• [What is required]: Which lines of the entries contain the string "Fahrzeugs"? Copy each of them.

Images of document pages with text
━━━━━━━━━━
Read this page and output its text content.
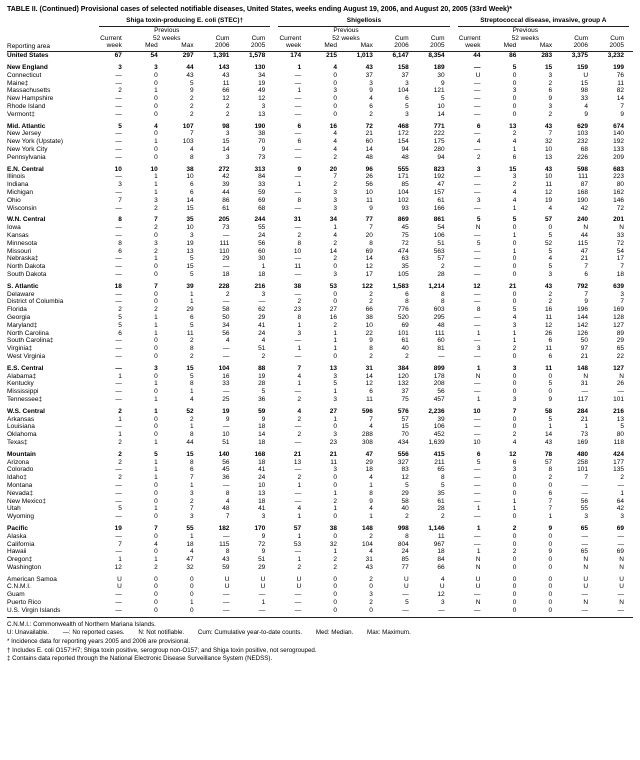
TABLE II. (Continued) Provisional cases of selected notifiable diseases, United States, weeks ending August 19, 2006, and August 20, 2005 (33rd Week)*
Reporting area	Shiga toxin-producing E. coli (STEC)†					Shigellosis					Streptococcal disease, invasive, group A				

		Previous					Previous					Previous			
	Current	52 weeks		Cum	Cum	Current	52 weeks		Cum	Cum	Current	52 weeks		Cum	Cum
	week	Med	Max	2006	2005	week	Med	Max	2006	2005	week	Med	Max	2006	2005
United States	67	54	297	1,391	1,578	174	215	1,013	6,147	8,354	44	86	283	3,375	3,232
New England	3	3	44	143	130	1	4	43	158	189	—	5	15	159	199
Connecticut	—	0	43	43	34	—	0	37	37	30	U	0	3	U	76
Maine‡	—	0	5	11	19	—	0	3	3	9	—	0	2	15	11
Massachusetts	2	1	9	66	49	1	3	9	104	121	—	3	6	98	82
New Hampshire	—	0	2	12	12	—	0	4	6	5	—	0	9	33	14
Rhode Island	—	0	2	2	3	—	0	6	5	10	—	0	3	4	7
Vermont‡	—	0	2	2	13	—	0	2	3	14	—	0	2	9	9
Mid. Atlantic	5	4	107	98	190	6	16	72	468	771	6	13	43	629	674
New Jersey	—	0	7	3	38	—	4	21	172	222	—	2	7	103	140
New York (Upstate)	—	1	103	15	70	6	4	60	154	175	4	4	32	232	192
New York City	—	0	4	14	9	—	4	14	94	280	—	1	10	68	133
Pennsylvania	—	0	8	3	73	—	2	48	48	94	2	6	13	226	209
E.N. Central	10	10	38	272	313	9	20	96	555	823	3	15	43	598	683
Illinois	—	1	10	42	84	—	7	26	171	192	—	3	10	111	223
Indiana	3	1	6	39	33	1	2	56	85	47	—	2	11	87	80
Michigan	—	1	6	44	59	—	3	10	104	157	—	4	12	168	162
Ohio	7	3	14	86	69	8	3	11	102	61	3	4	19	190	146
Wisconsin	—	2	15	61	68	—	3	9	93	166	—	1	4	42	72
W.N. Central	8	7	35	205	244	31	34	77	869	861	5	5	57	240	201
Iowa	—	2	10	73	55	—	1	7	45	54	N	0	0	N	N
Kansas	—	0	3	—	24	2	4	20	75	106	—	1	5	44	33
Minnesota	8	3	19	111	56	8	2	8	72	51	5	0	52	115	72
Missouri	6	2	13	110	60	10	14	69	474	563	—	1	5	47	54
Nebraska‡	—	1	5	29	30	—	2	14	63	57	—	0	4	21	17
North Dakota	—	0	15	—	1	11	0	12	35	2	—	0	5	7	7
South Dakota	—	0	5	18	18	—	3	17	105	28	—	0	3	6	18
S. Atlantic	18	7	39	228	216	38	53	122	1,583	1,214	12	21	43	792	639
Delaware	—	0	1	2	3	—	0	2	6	8	—	0	2	7	3
District of Columbia	—	0	1	—	—	2	0	2	8	8	—	0	2	9	7
Florida	2	2	29	58	62	23	27	66	776	603	8	5	16	196	169
Georgia	5	1	6	50	29	8	16	38	520	295	—	4	11	144	128
Maryland‡	5	1	5	34	41	1	2	10	69	48	—	3	12	142	127
North Carolina	6	1	11	56	24	3	1	22	101	111	1	1	26	126	89
South Carolina‡	—	0	2	4	4	—	1	9	61	60	—	1	6	50	29
Virginia‡	—	0	8	—	51	1	1	8	40	81	3	2	11	97	65
West Virginia	—	0	2	—	2	—	0	2	2	—	—	0	6	21	22
E.S. Central	—	3	15	104	88	7	13	31	384	899	1	3	11	148	127
Alabama‡	1	0	5	16	19	4	3	14	120	178	N	0	0	N	N
Kentucky	—	1	8	33	28	1	5	12	132	208	—	0	5	31	26
Mississippi	—	0	1	—	5	—	1	6	37	56	—	0	0	—	—
Tennessee‡	—	1	4	25	36	2	3	11	75	457	1	3	9	117	101
W.S. Central	2	1	52	19	59	4	27	596	576	2,236	10	7	58	284	216
Arkansas	1	0	2	9	9	2	1	7	57	39	—	0	5	21	13
Louisiana	—	0	1	—	18	—	0	4	15	106	—	0	1	1	5
Oklahoma	1	0	8	10	14	2	3	288	70	452	—	2	14	73	80
Texas‡	2	1	44	51	18	—	23	308	434	1,639	10	4	43	169	118
Mountain	2	5	15	140	168	21	21	47	556	415	6	12	78	480	424
Arizona	2	1	8	56	18	13	11	29	327	211	5	6	57	258	177
Colorado	—	1	6	45	41	—	3	18	83	65	—	3	8	101	135
Idaho‡	2	1	7	36	24	2	0	4	12	8	—	0	2	7	2
Montana	—	0	1	—	10	1	0	1	5	5	—	0	0	—	—
Nevada‡	—	0	3	8	13	—	1	8	29	35	—	0	6	—	1
New Mexico‡	—	0	2	4	18	—	2	9	58	61	—	1	7	56	64
Utah	5	1	7	48	41	4	1	4	40	28	1	1	7	55	42
Wyoming	—	0	3	7	3	1	0	1	2	2	—	0	1	3	3
Pacific	19	7	55	182	170	57	38	148	998	1,146	1	2	9	65	69
Alaska	—	0	1	—	9	1	0	2	8	11	—	0	0	—	—
California	7	4	18	115	72	53	32	104	804	967	—	0	0	—	—
Hawaii	—	0	4	8	9	—	1	4	24	18	1	2	9	65	69
Oregon‡	1	1	47	43	51	1	2	31	85	84	N	0	0	N	N
Washington	12	2	32	59	29	2	2	43	77	66	N	0	0	N	N
American Samoa	U	0	0	U	U	U	0	2	U	4	U	0	0	U	U
C.N.M.I.	U	0	0	U	U	U	0	0	U	U	U	0	0	U	U
Guam	—	0	0	—	—	—	0	3	—	12	—	0	0	—	—
Puerto Rico	—	0	1	—	1	—	0	2	5	3	N	0	0	N	N
U.S. Virgin Islands	—	0	0	—	—	—	0	0	—	—	—	0	0	—	—
C.N.M.I.: Commonwealth of Northern Mariana Islands.
U: Unavailable.        —: No reported cases.        N: Not notifiable.        Cum: Cumulative year-to-date counts.        Med: Median.        Max: Maximum.
* Incidence data for reporting years 2005 and 2006 are provisional.
† Includes E. coli O157:H7; Shiga toxin positive, serogroup non-O157; and Shiga toxin positive, not serogrouped.
‡ Contains data reported through the National Electronic Disease Surveillance System (NEDSS).
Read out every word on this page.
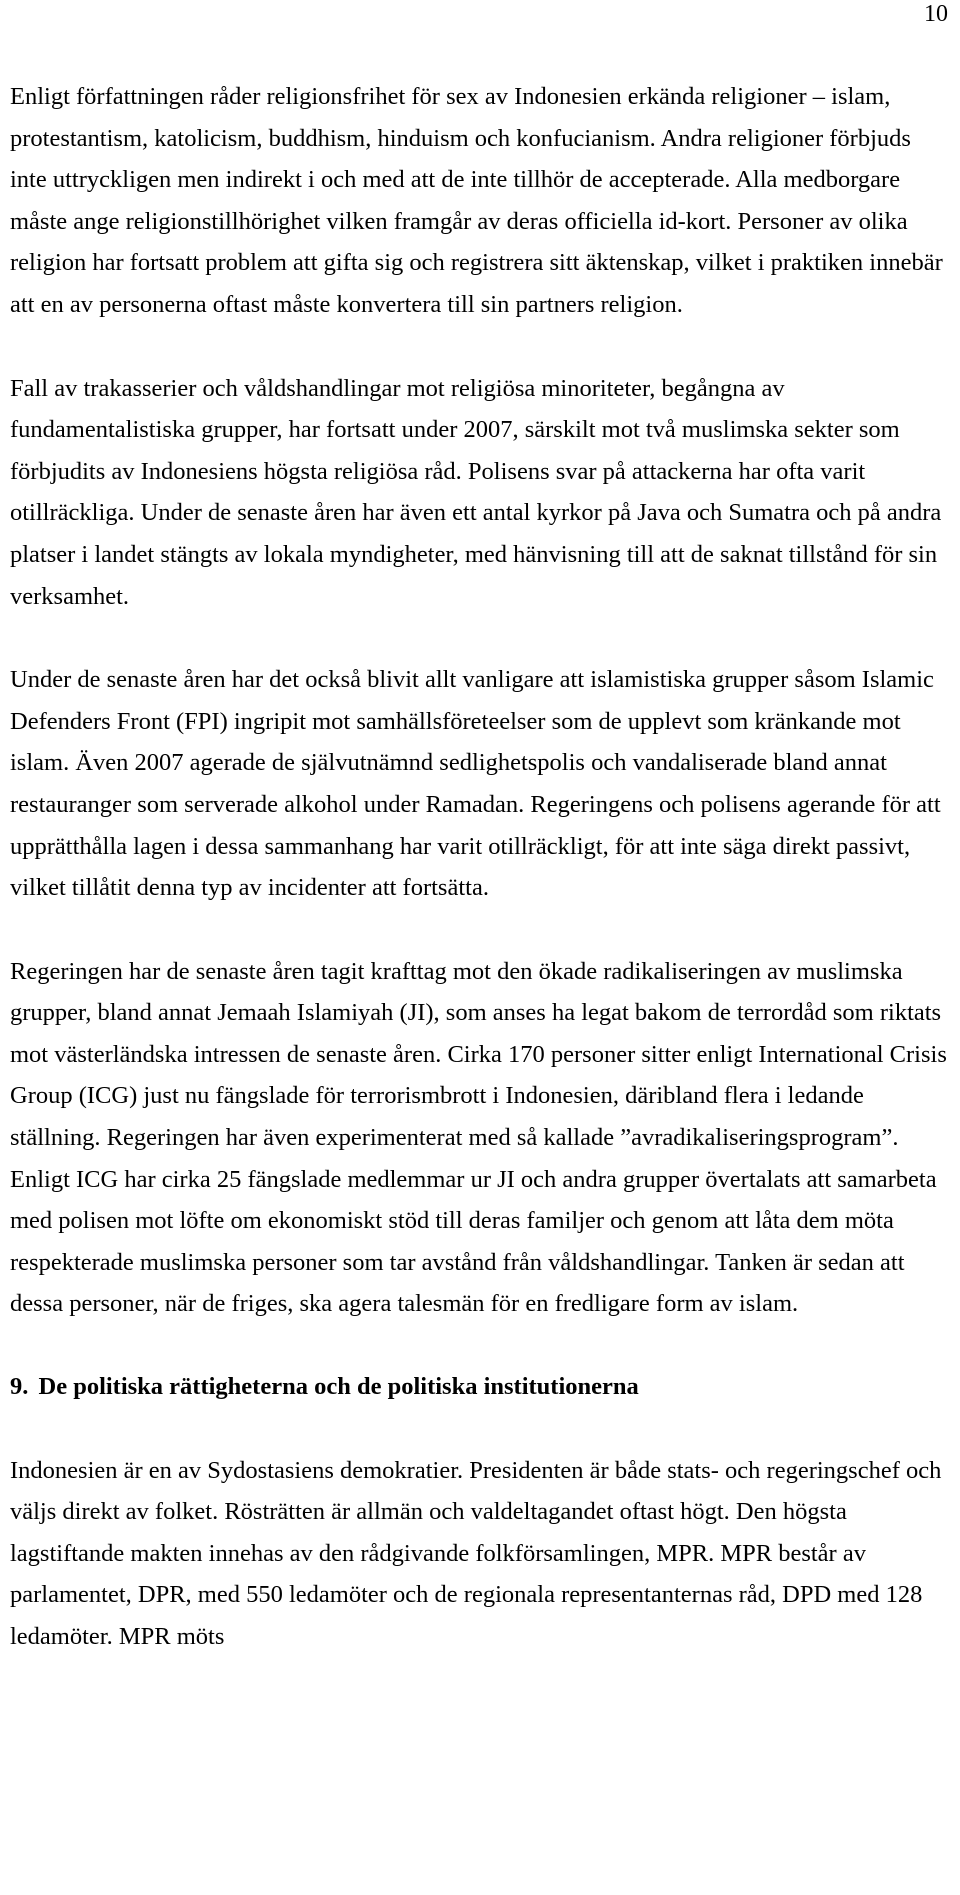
10

Enligt författningen råder religionsfrihet för sex av Indonesien erkända religioner – islam, protestantism, katolicism, buddhism, hinduism och konfucianism. Andra religioner förbjuds inte uttryckligen men indirekt i och med att de inte tillhör de accepterade. Alla medborgare måste ange religionstillhörighet vilken framgår av deras officiella id-kort. Personer av olika religion har fortsatt problem att gifta sig och registrera sitt äktenskap, vilket i praktiken innebär att en av personerna oftast måste konvertera till sin partners religion.

Fall av trakasserier och våldshandlingar mot religiösa minoriteter, begångna av fundamentalistiska grupper, har fortsatt under 2007, särskilt mot två muslimska sekter som förbjudits av Indonesiens högsta religiösa råd. Polisens svar på attackerna har ofta varit otillräckliga. Under de senaste åren har även ett antal kyrkor på Java och Sumatra och på andra platser i landet stängts av lokala myndigheter, med hänvisning till att de saknat tillstånd för sin verksamhet.

Under de senaste åren har det också blivit allt vanligare att islamistiska grupper såsom Islamic Defenders Front (FPI) ingripit mot samhällsföreteelser som de upplevt som kränkande mot islam. Även 2007 agerade de självutnämnd sedlighetspolis och vandaliserade bland annat restauranger som serverade alkohol under Ramadan. Regeringens och polisens agerande för att upprätthålla lagen i dessa sammanhang har varit otillräckligt, för att inte säga direkt passivt, vilket tillåtit denna typ av incidenter att fortsätta.

Regeringen har de senaste åren tagit krafttag mot den ökade radikaliseringen av muslimska grupper, bland annat Jemaah Islamiyah (JI), som anses ha legat bakom de terrordåd som riktats mot västerländska intressen de senaste åren. Cirka 170 personer sitter enligt International Crisis Group (ICG) just nu fängslade för terrorismbrott i Indonesien, däribland flera i ledande ställning. Regeringen har även experimenterat med så kallade ”avradikaliseringsprogram”. Enligt ICG har cirka 25 fängslade medlemmar ur JI och andra grupper övertalats att samarbeta med polisen mot löfte om ekonomiskt stöd till deras familjer och genom att låta dem möta respekterade muslimska personer som tar avstånd från våldshandlingar. Tanken är sedan att dessa personer, när de friges, ska agera talesmän för en fredligare form av islam.

9. De politiska rättigheterna och de politiska institutionerna

Indonesien är en av Sydostasiens demokratier. Presidenten är både stats- och regeringschef och väljs direkt av folket. Rösträtten är allmän och valdeltagandet oftast högt. Den högsta lagstiftande makten innehas av den rådgivande folkförsamlingen, MPR. MPR består av parlamentet, DPR, med 550 ledamöter och de regionala representanternas råd, DPD med 128 ledamöter. MPR möts
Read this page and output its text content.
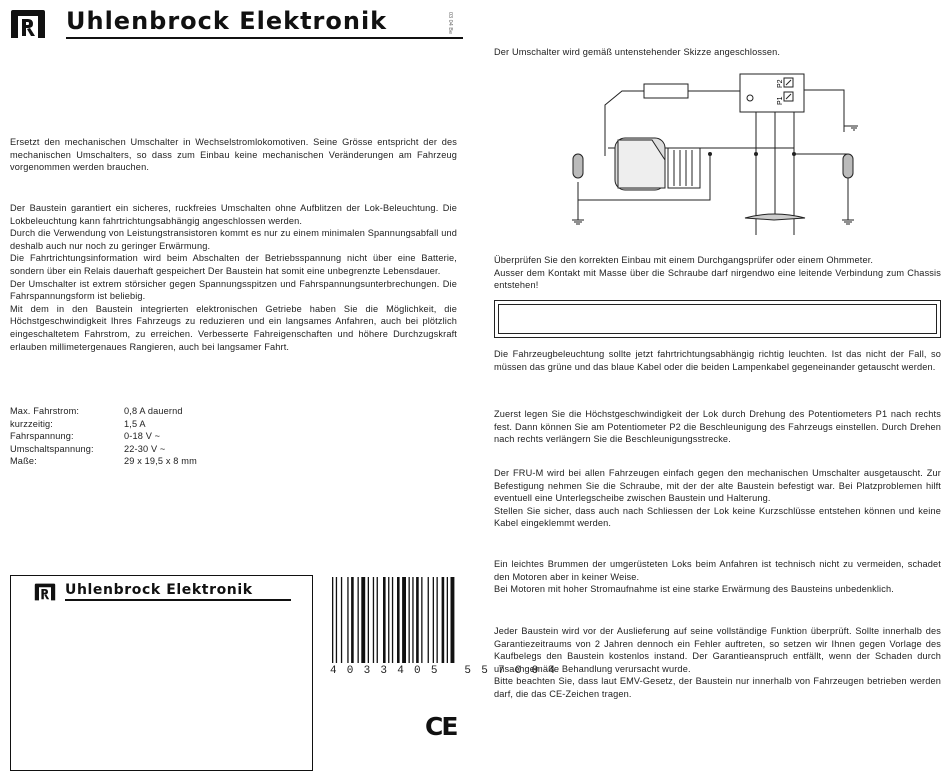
Uhlenbrock Elektronik	03 04 Be

Ersetzt den mechanischen Umschalter in Wechselstromlokomotiven. Seine Grösse entspricht der des mechanischen Umschalters, so dass zum Einbau keine mechanischen Veränderungen am Fahrzeug vorgenommen werden brauchen.

Der Baustein garantiert ein sicheres, ruckfreies Umschalten ohne Aufblitzen der Lok-Beleuchtung. Die Lokbeleuchtung kann fahrtrichtungsabhängig angeschlossen werden.

Durch die Verwendung von Leistungstransistoren kommt es nur zu einem minimalen Spannungsabfall und deshalb auch nur noch zu geringer Erwärmung.

Die Fahrtrichtungsinformation wird beim Abschalten der Betriebsspannung nicht über eine Batterie, sondern über ein Relais dauerhaft gespeichert Der Baustein hat somit eine unbegrenzte Lebensdauer.

Der Umschalter ist extrem störsicher gegen Spannungsspitzen und Fahrspannungsunterbrechungen. Die Fahrspannungsform ist beliebig.

Mit dem in den Baustein integrierten elektronischen Getriebe haben Sie die Möglichkeit, die Höchstgeschwindigkeit Ihres Fahrzeugs zu reduzieren und ein langsames Anfahren, auch bei plötzlich eingeschaltetem Fahrstrom, zu erreichen. Verbesserte Fahreigenschaften und höhere Durchzugskraft erlauben millimetergenaues Rangieren, auch bei langsamer Fahrt.

Max. Fahrstrom:	0,8 A dauernd
kurzzeitig:	1,5 A
Fahrspannung:	0-18 V ~
Umschaltspannung:	22-30 V ~
Maße:	29 x 19,5 x 8 mm
Uhlenbrock Elektronik
4 0 3 3 4 0 5   5 5 7 0 0 4
CE
Der Umschalter wird gemäß untenstehender Skizze angeschlossen.
P1
P2

Überprüfen Sie den korrekten Einbau mit einem Durchgangsprüfer oder einem Ohmmeter.

Ausser dem Kontakt mit Masse über die Schraube darf nirgendwo eine leitende Verbindung zum Chassis entstehen!

Die Fahrzeugbeleuchtung sollte jetzt fahrtrichtungsabhängig richtig leuchten. Ist das nicht der Fall, so müssen das grüne und das blaue Kabel oder die beiden Lampenkabel gegeneinander getauscht werden.

Zuerst legen Sie die Höchstgeschwindigkeit der Lok durch Drehung des Potentiometers P1 nach rechts fest. Dann können Sie am Potentiometer P2 die Beschleunigung des Fahrzeugs einstellen. Durch Drehen nach rechts verlängern Sie die Beschleunigungsstrecke.

Der FRU-M wird bei allen Fahrzeugen einfach gegen den mechanischen Umschalter ausgetauscht. Zur Befestigung nehmen Sie die Schraube, mit der der alte Baustein befestigt war. Bei Platzproblemen hilft eventuell eine Unterlegscheibe zwischen Baustein und Halterung.

Stellen Sie sicher, dass auch nach Schliessen der Lok keine Kurzschlüsse entstehen können und keine Kabel eingeklemmt werden.

Ein leichtes Brummen der umgerüsteten Loks beim Anfahren ist technisch nicht zu vermeiden, schadet den Motoren aber in keiner Weise.

Bei Motoren mit hoher Stromaufnahme ist eine starke Erwärmung des Bausteins unbedenklich.

Jeder Baustein wird vor der Auslieferung auf seine vollständige Funktion überprüft. Sollte innerhalb des Garantiezeitraums von 2 Jahren dennoch ein Fehler auftreten, so setzen wir Ihnen gegen Vorlage des Kaufbelegs den Baustein kostenlos instand. Der Garantieanspruch entfällt, wenn der Schaden durch unsachgemäße Behandlung verursacht wurde.

Bitte beachten Sie, dass laut EMV-Gesetz, der Baustein nur innerhalb von Fahrzeugen betrieben werden darf, die das CE-Zeichen tragen.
━━━━━━━━━━
• [Answer space]:
Mit dem in den Baustein integrierten elektronischen Getriebe haben Sie die Möglichkeit, die Höchstgeschwindigkeit Ihres Fahrzeugs zu reduzieren und ein langsames Anfahren, auch bei plötzlich eingeschaltetem Fahrstrom, zu erreichen. Verbesserte Fahreigenschaften und höhere Durchzugskraft erlauben millimetergenaues Rangieren, auch bei langsamer Fahrt.
Zuerst legen Sie die Höchstgeschwindigkeit der Lok durch Drehung des Potentiometers P1 nach rechts fest. Dann können Sie am Potentiometer P2 die Beschleunigung des Fahrzeugs einstellen. Durch Drehen nach rechts verlängern Sie die Beschleunigungsstrecke.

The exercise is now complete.